- PROBLEM STATEMENT
Only lines holding the string "етапу" are wanted; copy each one from the material.

Stored data
■ ■ ■

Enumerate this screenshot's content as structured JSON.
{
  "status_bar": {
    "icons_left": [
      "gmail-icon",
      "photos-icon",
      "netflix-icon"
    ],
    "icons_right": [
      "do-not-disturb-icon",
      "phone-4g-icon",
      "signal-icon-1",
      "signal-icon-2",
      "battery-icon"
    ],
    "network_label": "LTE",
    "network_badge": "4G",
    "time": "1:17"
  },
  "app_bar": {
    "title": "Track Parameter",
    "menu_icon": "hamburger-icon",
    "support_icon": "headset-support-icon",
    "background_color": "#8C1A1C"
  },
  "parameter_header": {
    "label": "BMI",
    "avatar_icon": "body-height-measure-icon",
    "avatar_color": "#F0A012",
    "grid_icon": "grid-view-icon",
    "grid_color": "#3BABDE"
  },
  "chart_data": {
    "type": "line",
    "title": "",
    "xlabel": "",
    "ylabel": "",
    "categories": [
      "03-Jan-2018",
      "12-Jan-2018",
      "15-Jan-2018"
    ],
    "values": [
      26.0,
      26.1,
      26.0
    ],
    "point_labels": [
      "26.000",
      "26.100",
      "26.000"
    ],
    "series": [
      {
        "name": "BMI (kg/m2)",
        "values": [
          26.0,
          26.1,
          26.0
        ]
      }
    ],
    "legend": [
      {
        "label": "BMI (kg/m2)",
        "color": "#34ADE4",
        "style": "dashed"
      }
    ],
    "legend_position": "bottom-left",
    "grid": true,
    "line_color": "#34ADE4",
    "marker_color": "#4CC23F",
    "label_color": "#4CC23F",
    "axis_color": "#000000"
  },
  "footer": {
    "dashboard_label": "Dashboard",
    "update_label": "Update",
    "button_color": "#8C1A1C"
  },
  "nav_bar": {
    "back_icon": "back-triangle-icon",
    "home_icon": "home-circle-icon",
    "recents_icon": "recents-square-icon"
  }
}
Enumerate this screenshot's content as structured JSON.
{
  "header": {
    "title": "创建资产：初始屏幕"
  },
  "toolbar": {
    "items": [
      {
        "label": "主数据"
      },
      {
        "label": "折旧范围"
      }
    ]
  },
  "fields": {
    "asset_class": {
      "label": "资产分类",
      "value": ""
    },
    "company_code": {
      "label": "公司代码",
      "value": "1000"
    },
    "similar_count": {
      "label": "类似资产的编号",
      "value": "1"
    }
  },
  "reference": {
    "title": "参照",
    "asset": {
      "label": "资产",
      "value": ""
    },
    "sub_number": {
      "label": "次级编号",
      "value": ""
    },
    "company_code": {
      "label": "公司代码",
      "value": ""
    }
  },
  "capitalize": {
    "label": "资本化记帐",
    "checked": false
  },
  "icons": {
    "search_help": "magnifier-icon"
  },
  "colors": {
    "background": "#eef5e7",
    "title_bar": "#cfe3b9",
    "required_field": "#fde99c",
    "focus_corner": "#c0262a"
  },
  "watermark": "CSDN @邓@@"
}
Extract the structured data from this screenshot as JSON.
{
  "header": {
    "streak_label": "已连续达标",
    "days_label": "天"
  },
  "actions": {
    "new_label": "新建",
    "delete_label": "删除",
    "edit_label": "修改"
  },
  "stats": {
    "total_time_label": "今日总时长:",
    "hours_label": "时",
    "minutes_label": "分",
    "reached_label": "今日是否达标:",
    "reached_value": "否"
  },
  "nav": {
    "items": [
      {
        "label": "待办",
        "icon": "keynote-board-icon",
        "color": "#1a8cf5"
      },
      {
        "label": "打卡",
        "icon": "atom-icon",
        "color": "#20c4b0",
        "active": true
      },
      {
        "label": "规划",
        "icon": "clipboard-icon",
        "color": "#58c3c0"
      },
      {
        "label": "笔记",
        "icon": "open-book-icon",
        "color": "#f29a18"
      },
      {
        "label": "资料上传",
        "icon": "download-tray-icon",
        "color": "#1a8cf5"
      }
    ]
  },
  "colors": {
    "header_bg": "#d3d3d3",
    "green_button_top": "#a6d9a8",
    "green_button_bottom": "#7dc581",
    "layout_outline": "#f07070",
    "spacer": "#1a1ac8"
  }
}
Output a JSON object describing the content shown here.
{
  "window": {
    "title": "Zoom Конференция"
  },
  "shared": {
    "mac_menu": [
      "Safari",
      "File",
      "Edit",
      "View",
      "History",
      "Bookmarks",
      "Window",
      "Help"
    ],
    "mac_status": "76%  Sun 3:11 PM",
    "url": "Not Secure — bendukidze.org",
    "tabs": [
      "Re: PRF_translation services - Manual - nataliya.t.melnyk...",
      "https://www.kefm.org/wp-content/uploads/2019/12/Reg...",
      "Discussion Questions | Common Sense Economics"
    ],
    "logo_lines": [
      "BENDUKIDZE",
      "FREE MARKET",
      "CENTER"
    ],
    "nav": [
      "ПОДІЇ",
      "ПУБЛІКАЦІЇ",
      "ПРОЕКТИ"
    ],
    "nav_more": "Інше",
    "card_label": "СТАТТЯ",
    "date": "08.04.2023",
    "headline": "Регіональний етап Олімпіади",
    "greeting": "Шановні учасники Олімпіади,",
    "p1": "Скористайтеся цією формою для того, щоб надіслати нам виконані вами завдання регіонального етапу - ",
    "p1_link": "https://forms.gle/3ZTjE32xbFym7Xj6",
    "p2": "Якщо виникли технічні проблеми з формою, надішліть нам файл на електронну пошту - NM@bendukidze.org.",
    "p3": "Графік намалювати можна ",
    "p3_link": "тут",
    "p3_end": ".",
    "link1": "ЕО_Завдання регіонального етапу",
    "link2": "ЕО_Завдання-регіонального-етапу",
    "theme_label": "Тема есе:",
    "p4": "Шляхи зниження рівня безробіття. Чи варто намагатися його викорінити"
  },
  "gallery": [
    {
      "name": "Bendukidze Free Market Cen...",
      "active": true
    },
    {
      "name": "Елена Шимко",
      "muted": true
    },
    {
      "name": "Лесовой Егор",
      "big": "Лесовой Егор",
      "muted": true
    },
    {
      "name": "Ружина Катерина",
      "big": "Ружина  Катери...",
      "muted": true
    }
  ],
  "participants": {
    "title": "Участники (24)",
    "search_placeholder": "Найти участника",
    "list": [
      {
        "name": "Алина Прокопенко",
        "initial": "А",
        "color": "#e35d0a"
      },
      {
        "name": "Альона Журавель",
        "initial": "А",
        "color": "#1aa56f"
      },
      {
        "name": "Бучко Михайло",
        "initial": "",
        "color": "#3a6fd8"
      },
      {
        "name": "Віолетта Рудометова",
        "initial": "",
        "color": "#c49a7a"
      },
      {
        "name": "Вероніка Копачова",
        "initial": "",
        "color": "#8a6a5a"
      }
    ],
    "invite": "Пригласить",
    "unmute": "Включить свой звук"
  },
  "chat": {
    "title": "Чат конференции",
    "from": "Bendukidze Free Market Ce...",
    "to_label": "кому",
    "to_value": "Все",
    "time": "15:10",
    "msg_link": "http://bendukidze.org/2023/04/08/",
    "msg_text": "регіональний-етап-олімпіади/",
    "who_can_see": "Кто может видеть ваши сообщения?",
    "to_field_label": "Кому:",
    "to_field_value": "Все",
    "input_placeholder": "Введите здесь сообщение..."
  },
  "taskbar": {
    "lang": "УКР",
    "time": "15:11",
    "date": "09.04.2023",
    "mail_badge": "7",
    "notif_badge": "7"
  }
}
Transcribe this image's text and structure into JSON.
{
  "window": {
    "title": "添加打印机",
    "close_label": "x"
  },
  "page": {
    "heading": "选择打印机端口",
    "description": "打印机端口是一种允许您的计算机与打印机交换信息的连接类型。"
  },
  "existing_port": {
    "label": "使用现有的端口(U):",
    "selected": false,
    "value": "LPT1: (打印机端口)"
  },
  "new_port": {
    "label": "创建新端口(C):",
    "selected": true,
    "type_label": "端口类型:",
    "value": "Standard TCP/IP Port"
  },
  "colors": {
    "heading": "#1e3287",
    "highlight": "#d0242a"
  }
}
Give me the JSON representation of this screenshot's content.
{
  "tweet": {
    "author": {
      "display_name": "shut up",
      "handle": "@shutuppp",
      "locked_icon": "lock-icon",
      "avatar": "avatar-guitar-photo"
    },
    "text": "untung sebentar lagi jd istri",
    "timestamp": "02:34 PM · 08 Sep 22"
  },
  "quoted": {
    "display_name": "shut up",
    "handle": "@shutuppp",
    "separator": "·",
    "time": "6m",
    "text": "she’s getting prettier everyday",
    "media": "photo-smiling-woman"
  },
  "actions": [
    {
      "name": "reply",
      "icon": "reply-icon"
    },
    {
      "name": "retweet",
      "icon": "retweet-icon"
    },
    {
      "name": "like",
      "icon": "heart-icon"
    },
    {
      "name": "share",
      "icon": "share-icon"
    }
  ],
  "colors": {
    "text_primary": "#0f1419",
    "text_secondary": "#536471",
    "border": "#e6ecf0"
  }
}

■ ■ ■

- SOLUTION BELOW
    "p1": "Скористайтеся цією формою для того, щоб надіслати нам виконані вами завдання регіонального етапу - ",
    "link1": "ЕО_Завдання регіонального етапу",
    "link2": "ЕО_Завдання-регіонального-етапу",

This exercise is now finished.